**** EXTRACTED DATA ****
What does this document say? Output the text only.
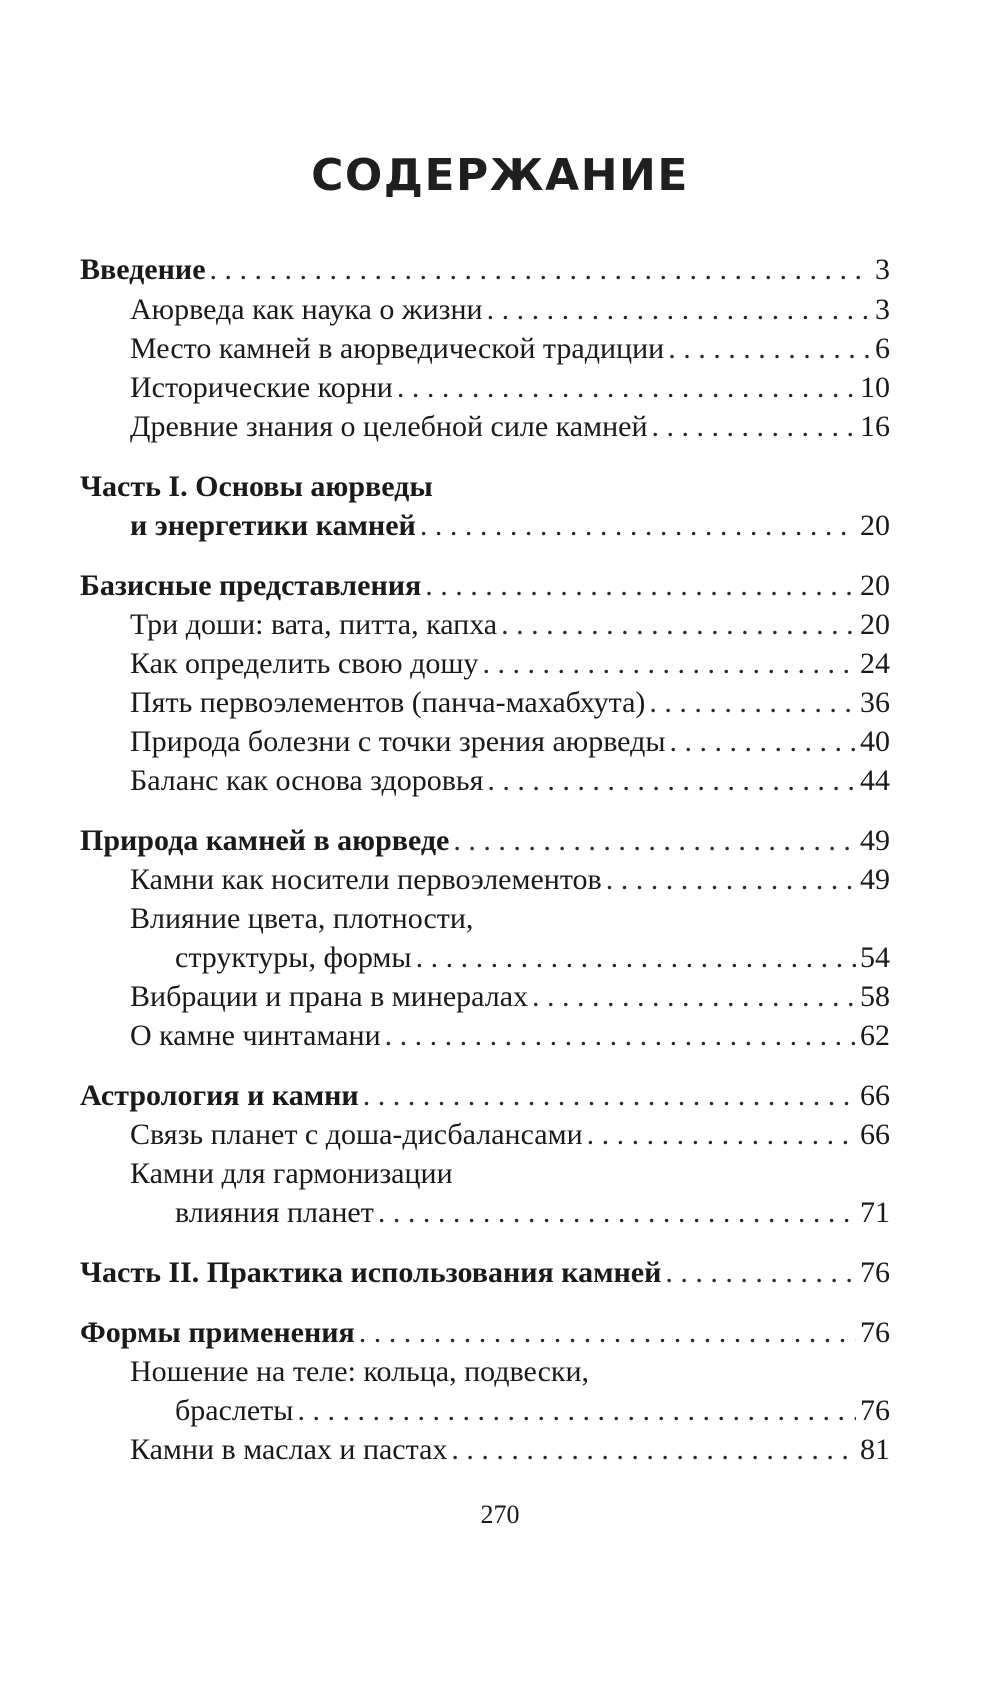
СОДЕРЖАНИЕ
Введение . . .	3
Аюрведа как наука о жизни . . .	3
Место камней в аюрведической традиции . . .	6
Исторические корни . . .	10
Древние знания о целебной силе камней . . .	16
Часть I. Основы аюрведы
и энергетики камней . . .	20
Базисные представления . . .	20
Три доши: вата, питта, капха . . .	20
Как определить свою дошу . . .	24
Пять первоэлементов (панча-махабхута) . . .	36
Природа болезни с точки зрения аюрведы . . .	40
Баланс как основа здоровья . . .	44
Природа камней в аюрведе . . .	49
Камни как носители первоэлементов . . .	49
Влияние цвета, плотности,
структуры, формы . . .	54
Вибрации и прана в минералах . . .	58
О камне чинтамани . . .	62
Астрология и камни . . .	66
Связь планет с доша-дисбалансами . . .	66
Камни для гармонизации
влияния планет . . .	71
Часть II. Практика использования камней . . .	76
Формы применения . . .	76
Ношение на теле: кольца, подвески,
браслеты . . .	76
Камни в маслах и пастах . . .	81
270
****
▶ **TASK PROMPT**
Write out the entries above word for word. Do not include the pictures.

▶ **EXERCISE SOLUTION**
What does this document say? Output the text only.
СОДЕРЖАНИЕ
Введение . . .	3
Аюрведа как наука о жизни . . .	3
Место камней в аюрведической традиции . . .	6
Исторические корни . . .	10
Древние знания о целебной силе камней . . .	16
Часть I. Основы аюрведы
и энергетики камней . . .	20
Базисные представления . . .	20
Три доши: вата, питта, капха . . .	20
Как определить свою дошу . . .	24
Пять первоэлементов (панча-махабхута) . . .	36
Природа болезни с точки зрения аюрведы . . .	40
Баланс как основа здоровья . . .	44
Природа камней в аюрведе . . .	49
Камни как носители первоэлементов . . .	49
Влияние цвета, плотности,
структуры, формы . . .	54
Вибрации и прана в минералах . . .	58
О камне чинтамани . . .	62
Астрология и камни . . .	66
Связь планет с доша-дисбалансами . . .	66
Камни для гармонизации
влияния планет . . .	71
Часть II. Практика использования камней . . .	76
Формы применения . . .	76
Ношение на теле: кольца, подвески,
браслеты . . .	76
Камни в маслах и пастах . . .	81
270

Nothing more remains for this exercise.